Dataset records:
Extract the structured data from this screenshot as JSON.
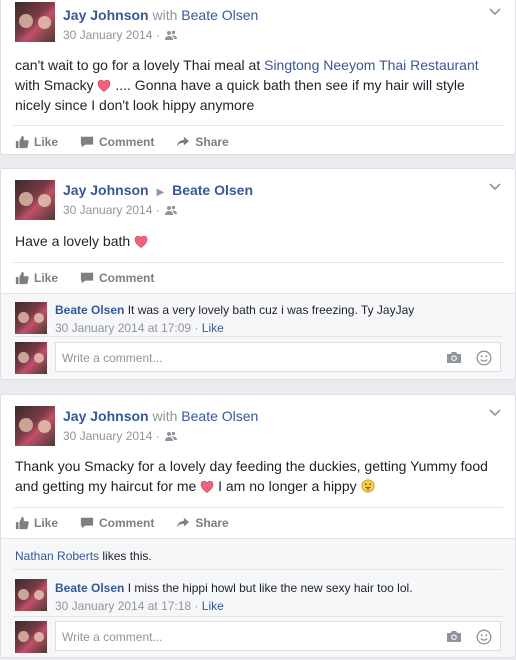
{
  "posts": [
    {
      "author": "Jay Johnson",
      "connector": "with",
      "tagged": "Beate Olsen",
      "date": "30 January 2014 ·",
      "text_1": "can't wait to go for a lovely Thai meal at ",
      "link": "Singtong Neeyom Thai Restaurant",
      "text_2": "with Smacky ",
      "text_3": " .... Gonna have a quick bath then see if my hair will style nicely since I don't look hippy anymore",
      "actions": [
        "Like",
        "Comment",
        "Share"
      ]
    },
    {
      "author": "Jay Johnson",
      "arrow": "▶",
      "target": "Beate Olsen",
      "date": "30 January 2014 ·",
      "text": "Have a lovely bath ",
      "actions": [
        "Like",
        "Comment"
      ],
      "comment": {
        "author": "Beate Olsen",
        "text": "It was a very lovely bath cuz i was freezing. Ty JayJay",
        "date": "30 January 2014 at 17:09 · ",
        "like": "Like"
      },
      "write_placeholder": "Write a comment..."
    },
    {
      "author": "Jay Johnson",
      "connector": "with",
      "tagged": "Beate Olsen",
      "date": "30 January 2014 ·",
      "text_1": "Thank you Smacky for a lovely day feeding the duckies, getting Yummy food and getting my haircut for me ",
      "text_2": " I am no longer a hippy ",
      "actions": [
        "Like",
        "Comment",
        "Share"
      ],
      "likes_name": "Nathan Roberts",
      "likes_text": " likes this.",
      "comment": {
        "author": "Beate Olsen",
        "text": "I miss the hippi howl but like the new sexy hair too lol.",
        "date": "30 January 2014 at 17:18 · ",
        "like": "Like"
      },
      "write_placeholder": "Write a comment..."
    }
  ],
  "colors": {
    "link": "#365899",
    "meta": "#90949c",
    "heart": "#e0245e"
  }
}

Challenge:
Extract the text of all the records above verbatim, excluding pictures.

The reply:
Extract the structured data from this screenshot as JSON.
{
  "posts": [
    {
      "author": "Jay Johnson",
      "connector": "with",
      "tagged": "Beate Olsen",
      "date": "30 January 2014 ·",
      "text_1": "can't wait to go for a lovely Thai meal at ",
      "link": "Singtong Neeyom Thai Restaurant",
      "text_2": "with Smacky ",
      "text_3": " .... Gonna have a quick bath then see if my hair will style nicely since I don't look hippy anymore",
      "actions": [
        "Like",
        "Comment",
        "Share"
      ]
    },
    {
      "author": "Jay Johnson",
      "arrow": "▶",
      "target": "Beate Olsen",
      "date": "30 January 2014 ·",
      "text": "Have a lovely bath ",
      "actions": [
        "Like",
        "Comment"
      ],
      "comment": {
        "author": "Beate Olsen",
        "text": "It was a very lovely bath cuz i was freezing. Ty JayJay",
        "date": "30 January 2014 at 17:09 · ",
        "like": "Like"
      },
      "write_placeholder": "Write a comment..."
    },
    {
      "author": "Jay Johnson",
      "connector": "with",
      "tagged": "Beate Olsen",
      "date": "30 January 2014 ·",
      "text_1": "Thank you Smacky for a lovely day feeding the duckies, getting Yummy food and getting my haircut for me ",
      "text_2": " I am no longer a hippy ",
      "actions": [
        "Like",
        "Comment",
        "Share"
      ],
      "likes_name": "Nathan Roberts",
      "likes_text": " likes this.",
      "comment": {
        "author": "Beate Olsen",
        "text": "I miss the hippi howl but like the new sexy hair too lol.",
        "date": "30 January 2014 at 17:18 · ",
        "like": "Like"
      },
      "write_placeholder": "Write a comment..."
    }
  ],
  "colors": {
    "link": "#365899",
    "meta": "#90949c",
    "heart": "#e0245e"
  }
}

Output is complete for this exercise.